▸ WORK REQUIRED:
Scan the data below. Pull out each line where "screenshot" occurs.

▸ MATERIAL SHOWN:
# # # # #

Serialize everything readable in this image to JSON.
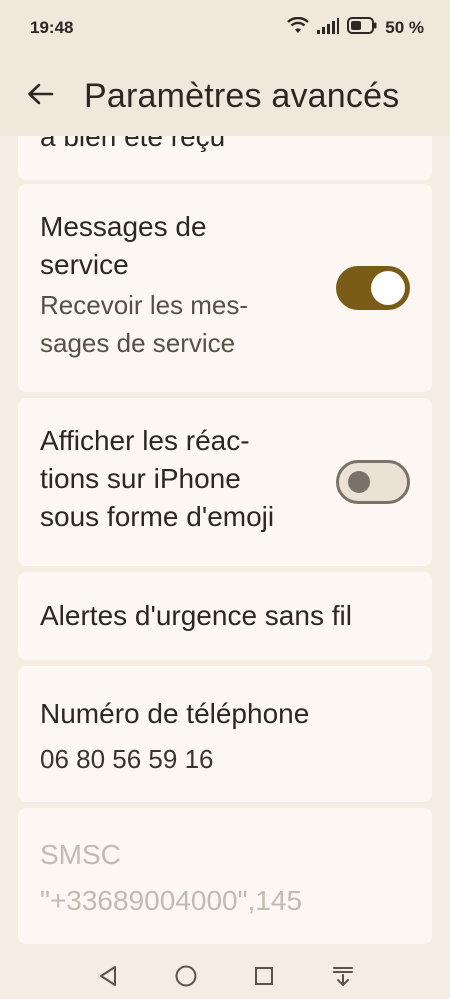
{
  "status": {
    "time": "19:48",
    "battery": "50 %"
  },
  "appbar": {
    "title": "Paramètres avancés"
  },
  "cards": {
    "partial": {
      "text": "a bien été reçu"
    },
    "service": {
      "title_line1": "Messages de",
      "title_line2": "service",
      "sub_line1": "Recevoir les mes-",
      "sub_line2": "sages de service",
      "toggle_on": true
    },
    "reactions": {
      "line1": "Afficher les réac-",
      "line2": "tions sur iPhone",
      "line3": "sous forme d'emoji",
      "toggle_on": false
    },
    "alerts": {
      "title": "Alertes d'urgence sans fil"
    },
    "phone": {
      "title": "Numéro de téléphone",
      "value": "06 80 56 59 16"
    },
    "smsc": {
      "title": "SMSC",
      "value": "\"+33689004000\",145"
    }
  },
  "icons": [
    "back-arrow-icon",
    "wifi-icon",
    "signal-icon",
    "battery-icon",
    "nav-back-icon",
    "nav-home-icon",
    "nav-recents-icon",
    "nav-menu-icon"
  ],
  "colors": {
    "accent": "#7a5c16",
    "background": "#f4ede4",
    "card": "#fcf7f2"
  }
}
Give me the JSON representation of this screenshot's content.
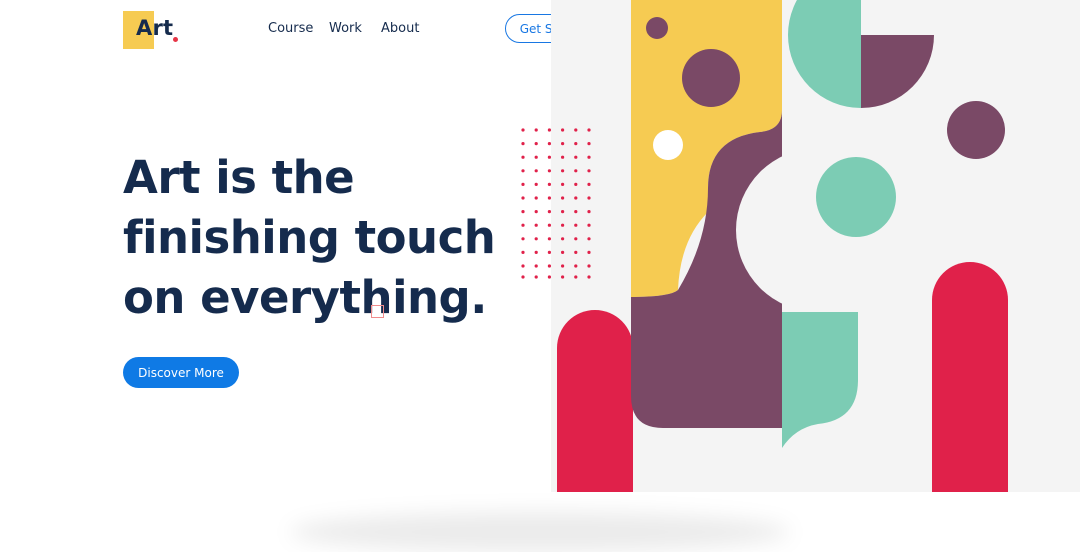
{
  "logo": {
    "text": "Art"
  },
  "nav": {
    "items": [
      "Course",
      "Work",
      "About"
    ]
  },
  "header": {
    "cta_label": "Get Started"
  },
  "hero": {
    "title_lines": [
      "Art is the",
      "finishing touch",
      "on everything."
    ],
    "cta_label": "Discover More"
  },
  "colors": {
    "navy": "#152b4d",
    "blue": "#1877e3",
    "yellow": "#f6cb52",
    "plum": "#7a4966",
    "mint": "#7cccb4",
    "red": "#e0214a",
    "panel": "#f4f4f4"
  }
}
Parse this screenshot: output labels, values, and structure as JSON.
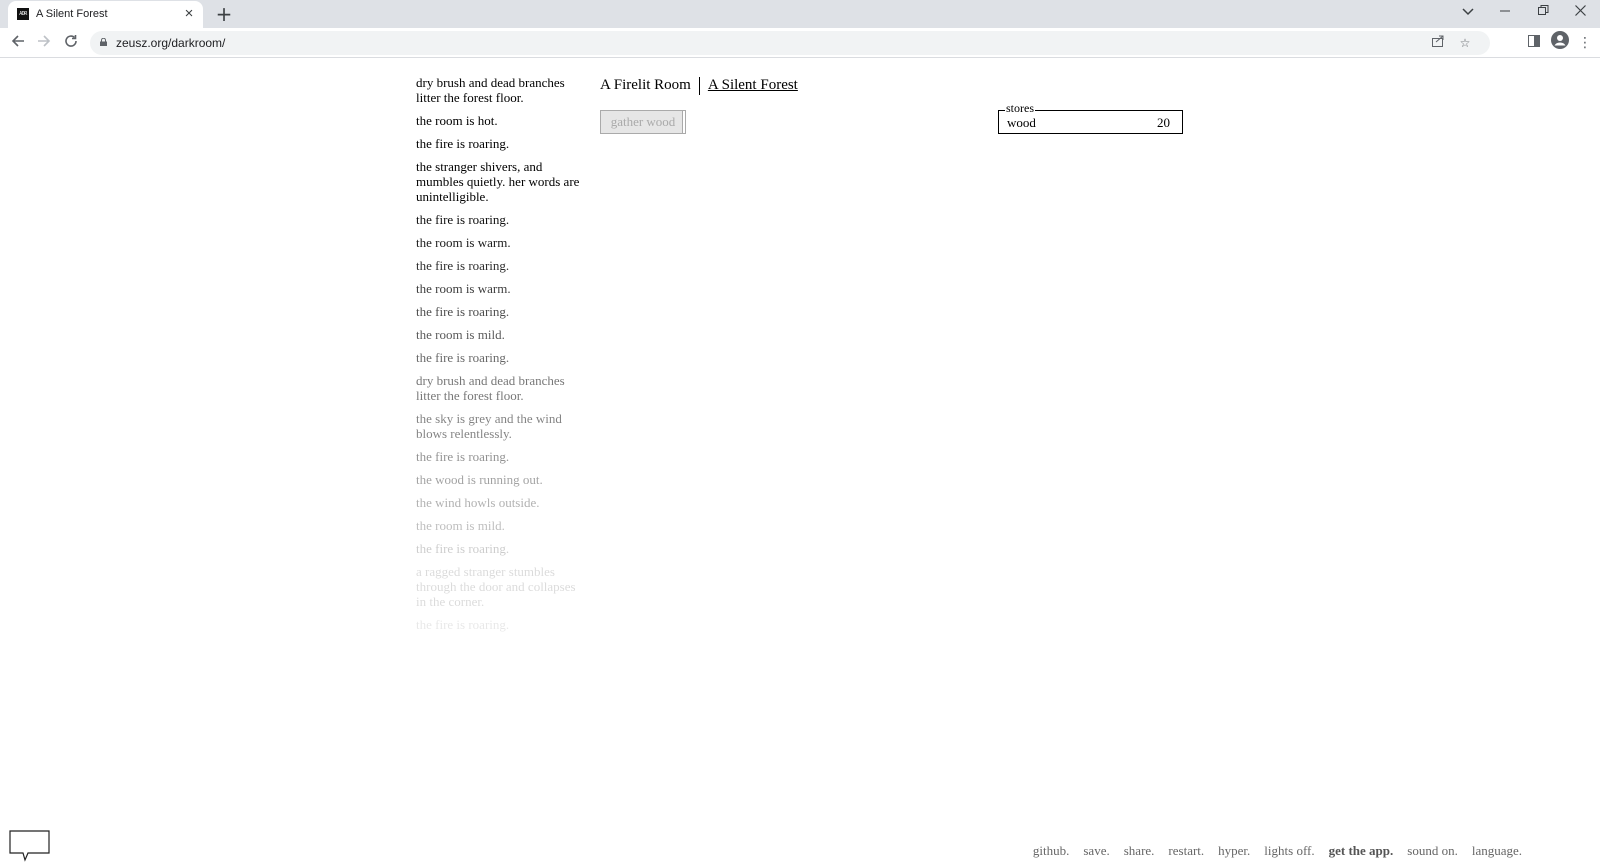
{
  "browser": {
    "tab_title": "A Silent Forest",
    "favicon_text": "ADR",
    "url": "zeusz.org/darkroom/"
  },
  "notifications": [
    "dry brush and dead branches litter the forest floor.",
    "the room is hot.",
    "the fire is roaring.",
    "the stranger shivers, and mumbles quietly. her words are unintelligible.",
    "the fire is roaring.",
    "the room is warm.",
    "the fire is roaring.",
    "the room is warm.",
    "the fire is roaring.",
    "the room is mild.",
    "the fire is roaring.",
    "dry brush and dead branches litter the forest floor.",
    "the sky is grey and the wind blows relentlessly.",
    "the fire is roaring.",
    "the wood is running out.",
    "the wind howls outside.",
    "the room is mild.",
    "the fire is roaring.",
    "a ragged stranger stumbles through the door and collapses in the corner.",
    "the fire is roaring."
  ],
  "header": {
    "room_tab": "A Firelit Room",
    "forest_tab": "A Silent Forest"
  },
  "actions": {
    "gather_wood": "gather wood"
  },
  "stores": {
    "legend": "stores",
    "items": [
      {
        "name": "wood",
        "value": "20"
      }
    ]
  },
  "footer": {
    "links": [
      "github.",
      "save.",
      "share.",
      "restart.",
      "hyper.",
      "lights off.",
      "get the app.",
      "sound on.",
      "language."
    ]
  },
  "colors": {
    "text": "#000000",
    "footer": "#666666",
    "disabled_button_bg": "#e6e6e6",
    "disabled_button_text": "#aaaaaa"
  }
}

# # # # #

▸ OUTPUT OF THE EXERCISE:
Give me the JSON representation of this screenshot's content.
Parse this screenshot: output labels, values, and structure as JSON.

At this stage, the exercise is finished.